═════ INPUT DATA

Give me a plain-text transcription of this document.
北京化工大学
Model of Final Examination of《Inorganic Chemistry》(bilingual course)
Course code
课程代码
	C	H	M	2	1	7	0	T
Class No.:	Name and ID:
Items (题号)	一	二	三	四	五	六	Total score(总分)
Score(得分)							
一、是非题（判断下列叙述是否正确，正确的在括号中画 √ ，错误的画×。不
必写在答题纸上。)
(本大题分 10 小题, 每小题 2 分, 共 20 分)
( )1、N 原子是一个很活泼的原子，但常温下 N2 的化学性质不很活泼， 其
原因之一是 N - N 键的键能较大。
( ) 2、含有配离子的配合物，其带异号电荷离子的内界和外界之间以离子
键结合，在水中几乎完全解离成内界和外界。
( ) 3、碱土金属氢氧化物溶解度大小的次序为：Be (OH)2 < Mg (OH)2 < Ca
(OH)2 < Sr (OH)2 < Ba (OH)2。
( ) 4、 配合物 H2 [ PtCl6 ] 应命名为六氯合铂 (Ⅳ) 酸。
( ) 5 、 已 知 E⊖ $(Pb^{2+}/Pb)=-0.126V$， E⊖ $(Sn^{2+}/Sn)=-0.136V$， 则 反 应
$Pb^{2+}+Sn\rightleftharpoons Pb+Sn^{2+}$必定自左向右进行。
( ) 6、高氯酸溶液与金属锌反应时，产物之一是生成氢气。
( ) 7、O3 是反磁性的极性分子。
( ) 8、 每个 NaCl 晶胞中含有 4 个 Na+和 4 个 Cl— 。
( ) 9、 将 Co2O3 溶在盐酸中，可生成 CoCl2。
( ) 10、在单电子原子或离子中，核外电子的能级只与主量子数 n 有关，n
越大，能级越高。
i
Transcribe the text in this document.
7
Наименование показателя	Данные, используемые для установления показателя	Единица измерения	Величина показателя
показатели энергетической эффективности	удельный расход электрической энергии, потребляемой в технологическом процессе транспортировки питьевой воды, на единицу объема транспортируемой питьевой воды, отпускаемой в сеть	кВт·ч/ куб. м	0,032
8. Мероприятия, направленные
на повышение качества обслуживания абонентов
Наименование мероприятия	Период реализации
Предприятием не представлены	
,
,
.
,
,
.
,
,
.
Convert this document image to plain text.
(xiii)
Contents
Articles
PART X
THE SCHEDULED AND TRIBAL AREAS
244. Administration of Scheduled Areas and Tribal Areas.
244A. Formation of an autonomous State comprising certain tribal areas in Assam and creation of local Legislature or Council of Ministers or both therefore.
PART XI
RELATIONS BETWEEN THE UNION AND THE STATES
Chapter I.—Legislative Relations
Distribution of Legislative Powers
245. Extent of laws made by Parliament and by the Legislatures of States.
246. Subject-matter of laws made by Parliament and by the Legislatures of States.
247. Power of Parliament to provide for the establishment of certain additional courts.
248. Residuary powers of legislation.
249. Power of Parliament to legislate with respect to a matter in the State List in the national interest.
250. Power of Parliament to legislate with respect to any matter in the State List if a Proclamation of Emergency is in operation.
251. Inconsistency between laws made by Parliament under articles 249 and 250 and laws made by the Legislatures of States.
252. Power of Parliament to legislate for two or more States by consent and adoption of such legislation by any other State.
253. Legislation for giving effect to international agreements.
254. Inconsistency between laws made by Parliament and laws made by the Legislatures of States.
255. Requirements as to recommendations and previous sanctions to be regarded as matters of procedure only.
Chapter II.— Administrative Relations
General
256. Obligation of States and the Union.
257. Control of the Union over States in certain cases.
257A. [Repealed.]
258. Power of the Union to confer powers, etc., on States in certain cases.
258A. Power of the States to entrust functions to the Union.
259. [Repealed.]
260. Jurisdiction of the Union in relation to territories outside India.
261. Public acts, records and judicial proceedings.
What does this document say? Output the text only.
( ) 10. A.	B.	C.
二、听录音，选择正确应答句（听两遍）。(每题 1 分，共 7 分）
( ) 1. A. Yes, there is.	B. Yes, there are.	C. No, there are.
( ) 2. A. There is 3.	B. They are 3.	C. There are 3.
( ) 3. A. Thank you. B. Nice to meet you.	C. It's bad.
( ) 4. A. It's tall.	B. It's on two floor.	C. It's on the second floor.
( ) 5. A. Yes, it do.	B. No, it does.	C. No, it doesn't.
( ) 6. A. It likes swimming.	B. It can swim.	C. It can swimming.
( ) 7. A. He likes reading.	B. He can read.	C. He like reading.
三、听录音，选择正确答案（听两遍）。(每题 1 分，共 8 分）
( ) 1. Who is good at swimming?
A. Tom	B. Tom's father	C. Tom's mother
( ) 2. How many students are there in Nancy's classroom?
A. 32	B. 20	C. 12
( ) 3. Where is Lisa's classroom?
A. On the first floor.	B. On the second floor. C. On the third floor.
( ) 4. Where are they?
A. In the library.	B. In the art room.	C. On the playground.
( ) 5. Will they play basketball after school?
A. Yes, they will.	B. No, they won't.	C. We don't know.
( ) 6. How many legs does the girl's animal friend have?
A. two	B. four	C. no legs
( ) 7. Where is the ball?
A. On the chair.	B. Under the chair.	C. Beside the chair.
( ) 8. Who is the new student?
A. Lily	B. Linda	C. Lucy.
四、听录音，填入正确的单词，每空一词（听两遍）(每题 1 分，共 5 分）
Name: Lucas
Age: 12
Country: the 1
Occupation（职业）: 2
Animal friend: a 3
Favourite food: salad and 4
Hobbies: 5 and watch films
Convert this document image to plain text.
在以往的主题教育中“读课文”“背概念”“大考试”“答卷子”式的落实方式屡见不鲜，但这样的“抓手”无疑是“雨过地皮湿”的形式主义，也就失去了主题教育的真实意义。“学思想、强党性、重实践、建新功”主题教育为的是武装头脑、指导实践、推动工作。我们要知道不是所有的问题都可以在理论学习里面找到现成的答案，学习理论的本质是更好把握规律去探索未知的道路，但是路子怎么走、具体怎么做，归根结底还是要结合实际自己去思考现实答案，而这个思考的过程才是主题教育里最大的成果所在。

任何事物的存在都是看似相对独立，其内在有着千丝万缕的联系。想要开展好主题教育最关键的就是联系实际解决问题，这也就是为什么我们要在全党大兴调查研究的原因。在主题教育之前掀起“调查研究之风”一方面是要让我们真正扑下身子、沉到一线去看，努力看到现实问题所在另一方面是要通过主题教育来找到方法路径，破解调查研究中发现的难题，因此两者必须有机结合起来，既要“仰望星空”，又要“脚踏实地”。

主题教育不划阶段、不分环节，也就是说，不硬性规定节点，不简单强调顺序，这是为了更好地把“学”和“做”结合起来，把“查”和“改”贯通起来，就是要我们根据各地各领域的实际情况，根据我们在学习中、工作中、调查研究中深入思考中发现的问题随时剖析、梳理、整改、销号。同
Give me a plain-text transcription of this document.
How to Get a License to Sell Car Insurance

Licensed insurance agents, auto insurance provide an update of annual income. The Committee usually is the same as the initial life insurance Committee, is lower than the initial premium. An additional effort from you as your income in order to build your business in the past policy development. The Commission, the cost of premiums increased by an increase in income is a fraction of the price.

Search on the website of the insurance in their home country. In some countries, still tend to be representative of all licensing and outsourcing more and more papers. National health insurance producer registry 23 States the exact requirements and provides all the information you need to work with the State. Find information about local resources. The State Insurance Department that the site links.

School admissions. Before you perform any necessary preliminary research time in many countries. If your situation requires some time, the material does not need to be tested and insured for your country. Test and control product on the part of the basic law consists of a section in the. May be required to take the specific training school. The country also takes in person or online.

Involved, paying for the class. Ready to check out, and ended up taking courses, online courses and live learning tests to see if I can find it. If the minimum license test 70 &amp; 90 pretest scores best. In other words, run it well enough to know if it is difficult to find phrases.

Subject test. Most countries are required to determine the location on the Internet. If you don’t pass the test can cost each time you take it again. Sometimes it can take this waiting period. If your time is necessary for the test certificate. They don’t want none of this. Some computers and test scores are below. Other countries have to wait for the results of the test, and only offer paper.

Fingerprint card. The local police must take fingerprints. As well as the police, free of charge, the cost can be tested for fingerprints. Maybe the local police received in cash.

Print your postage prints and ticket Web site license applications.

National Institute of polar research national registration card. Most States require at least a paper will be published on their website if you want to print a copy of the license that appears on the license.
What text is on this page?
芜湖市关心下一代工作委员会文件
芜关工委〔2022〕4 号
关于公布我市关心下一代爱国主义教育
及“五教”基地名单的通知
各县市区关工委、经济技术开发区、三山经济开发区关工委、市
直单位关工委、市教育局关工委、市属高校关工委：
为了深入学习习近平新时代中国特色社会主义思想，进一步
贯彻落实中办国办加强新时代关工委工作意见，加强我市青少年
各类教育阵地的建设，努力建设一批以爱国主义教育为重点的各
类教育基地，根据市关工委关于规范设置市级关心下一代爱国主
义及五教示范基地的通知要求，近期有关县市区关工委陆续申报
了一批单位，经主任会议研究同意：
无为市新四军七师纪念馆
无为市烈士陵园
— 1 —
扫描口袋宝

══════════

### THE REQUEST
The lines to reproduce run from the one that contains "What text is on this page?" through the last line above; copy them exactly.

### RESULT FOR THIS EXERCISE
What text is on this page?
芜湖市关心下一代工作委员会文件
芜关工委〔2022〕4 号
关于公布我市关心下一代爱国主义教育
及“五教”基地名单的通知
各县市区关工委、经济技术开发区、三山经济开发区关工委、市
直单位关工委、市教育局关工委、市属高校关工委：
为了深入学习习近平新时代中国特色社会主义思想，进一步
贯彻落实中办国办加强新时代关工委工作意见，加强我市青少年
各类教育阵地的建设，努力建设一批以爱国主义教育为重点的各
类教育基地，根据市关工委关于规范设置市级关心下一代爱国主
义及五教示范基地的通知要求，近期有关县市区关工委陆续申报
了一批单位，经主任会议研究同意：
无为市新四军七师纪念馆
无为市烈士陵园
— 1 —
扫描口袋宝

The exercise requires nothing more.